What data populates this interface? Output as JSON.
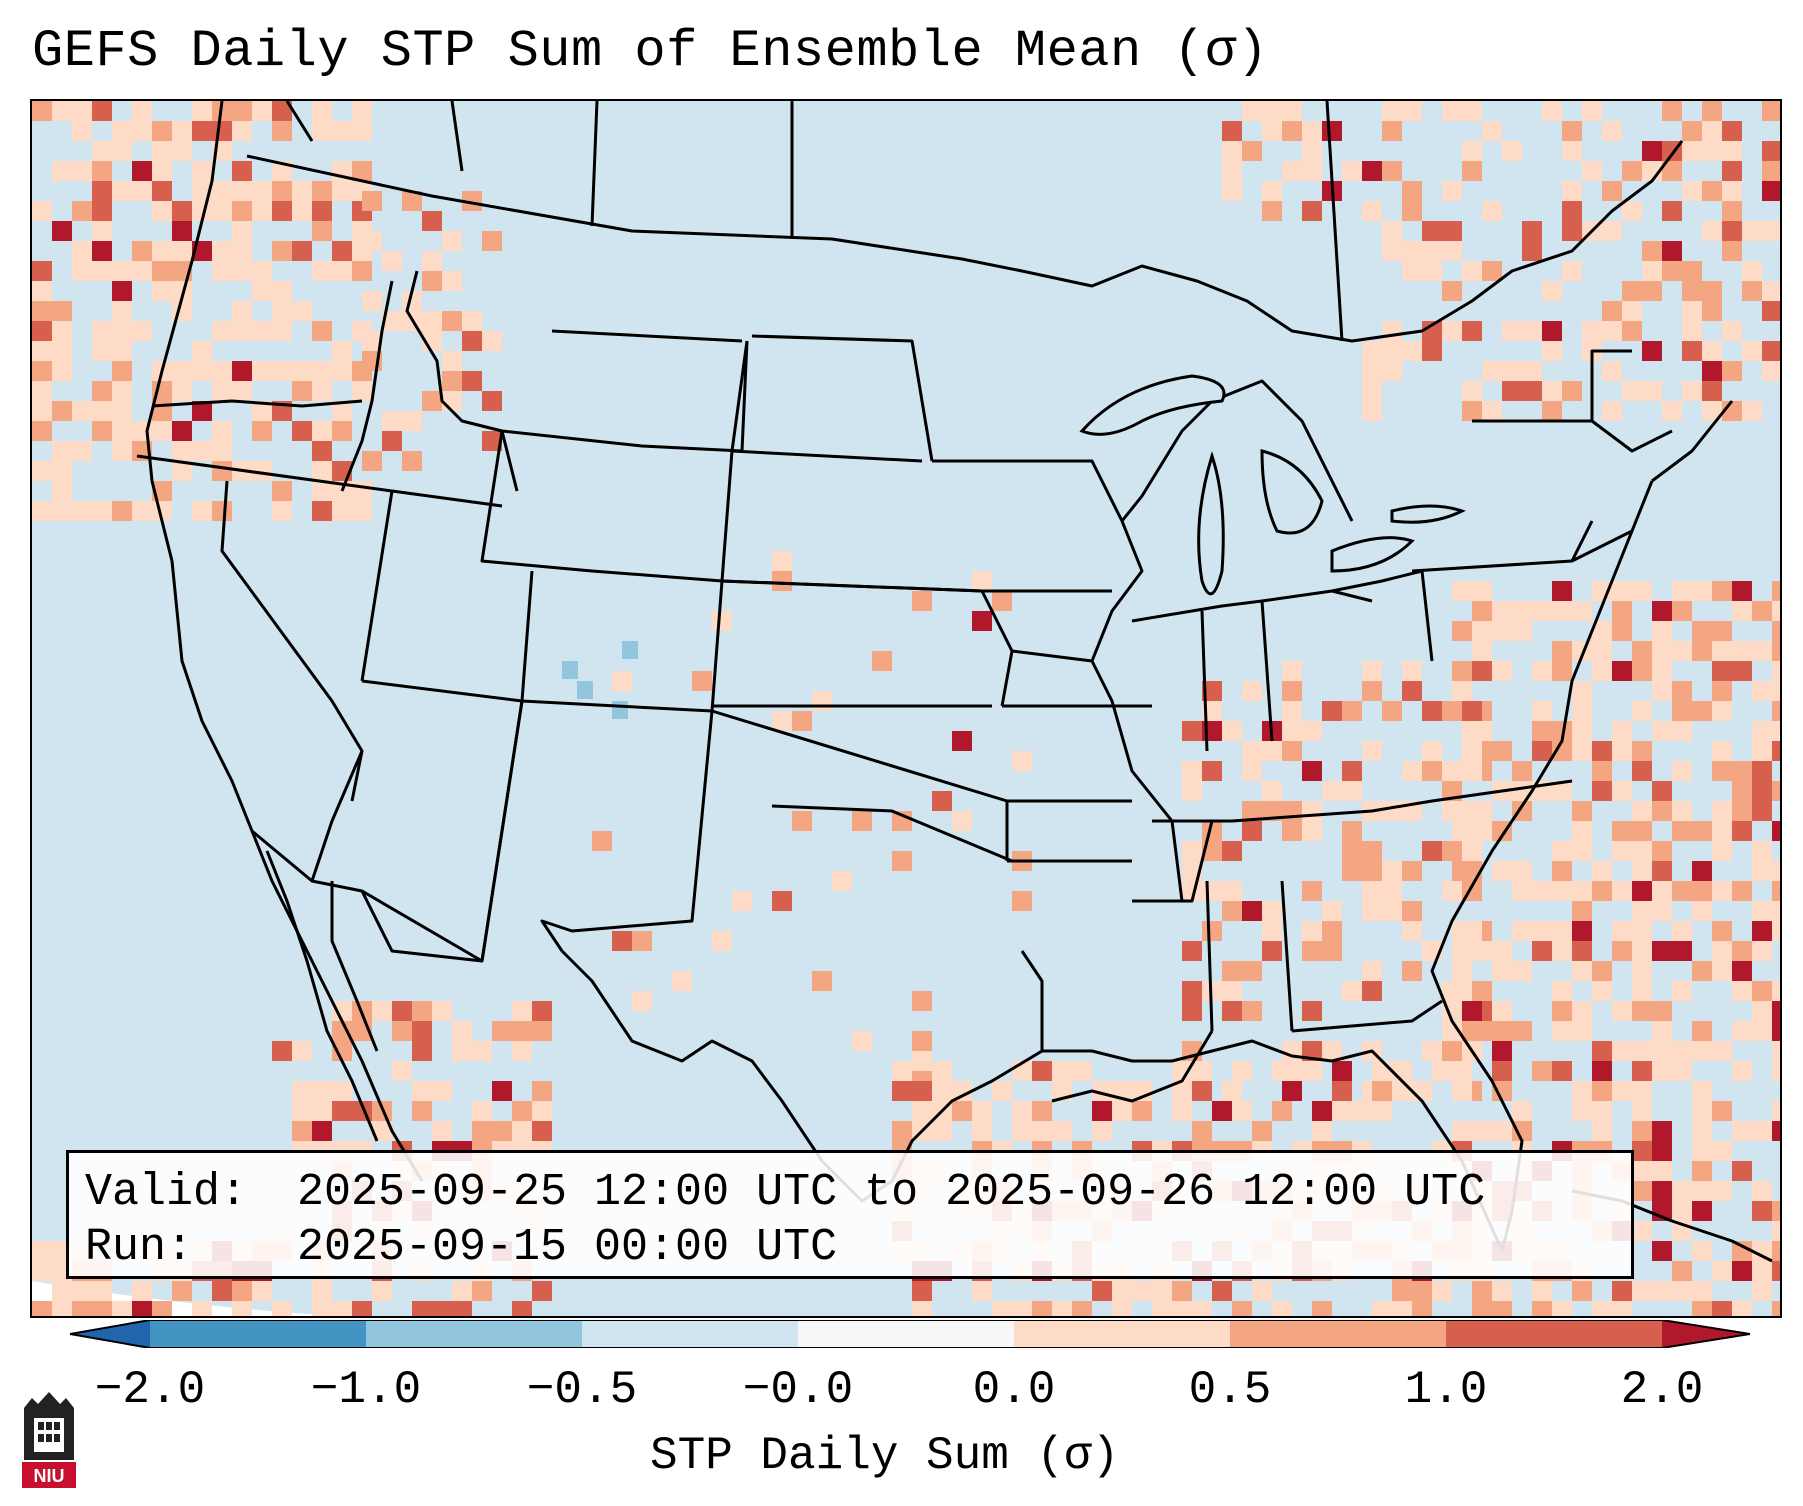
{
  "title": "GEFS Daily STP Sum of Ensemble Mean (σ)",
  "map": {
    "projection": "Lambert conformal, CONUS",
    "ocean_color": "#d1e5f0",
    "line_color": "#000000"
  },
  "info": {
    "valid_label": "Valid:",
    "valid_value": "2025-09-25 12:00 UTC to 2025-09-26 12:00 UTC",
    "run_label": "Run:",
    "run_value": "2025-09-15 00:00 UTC"
  },
  "colorbar": {
    "label": "STP Daily Sum (σ)",
    "ticks": [
      "−2.0",
      "−1.0",
      "−0.5",
      "−0.0",
      "0.0",
      "0.5",
      "1.0",
      "2.0"
    ],
    "colors": {
      "under": "#2166ac",
      "c1": "#4393c3",
      "c2": "#92c5de",
      "c3": "#d1e5f0",
      "c4": "#f7f7f7",
      "c5": "#fddbc7",
      "c6": "#f4a582",
      "c7": "#d6604d",
      "over": "#b2182b"
    }
  },
  "logo": {
    "text": "NIU"
  }
}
::::
* [Prompt]: Reproduce each line exactly, please, except for any pictures.

* [Solution for this problem]:
What data populates this interface? Output as JSON.
{
  "title": "GEFS Daily STP Sum of Ensemble Mean (σ)",
  "map": {
    "projection": "Lambert conformal, CONUS",
    "ocean_color": "#d1e5f0",
    "line_color": "#000000"
  },
  "info": {
    "valid_label": "Valid:",
    "valid_value": "2025-09-25 12:00 UTC to 2025-09-26 12:00 UTC",
    "run_label": "Run:",
    "run_value": "2025-09-15 00:00 UTC"
  },
  "colorbar": {
    "label": "STP Daily Sum (σ)",
    "ticks": [
      "−2.0",
      "−1.0",
      "−0.5",
      "−0.0",
      "0.0",
      "0.5",
      "1.0",
      "2.0"
    ],
    "colors": {
      "under": "#2166ac",
      "c1": "#4393c3",
      "c2": "#92c5de",
      "c3": "#d1e5f0",
      "c4": "#f7f7f7",
      "c5": "#fddbc7",
      "c6": "#f4a582",
      "c7": "#d6604d",
      "over": "#b2182b"
    }
  },
  "logo": {
    "text": "NIU"
  }
}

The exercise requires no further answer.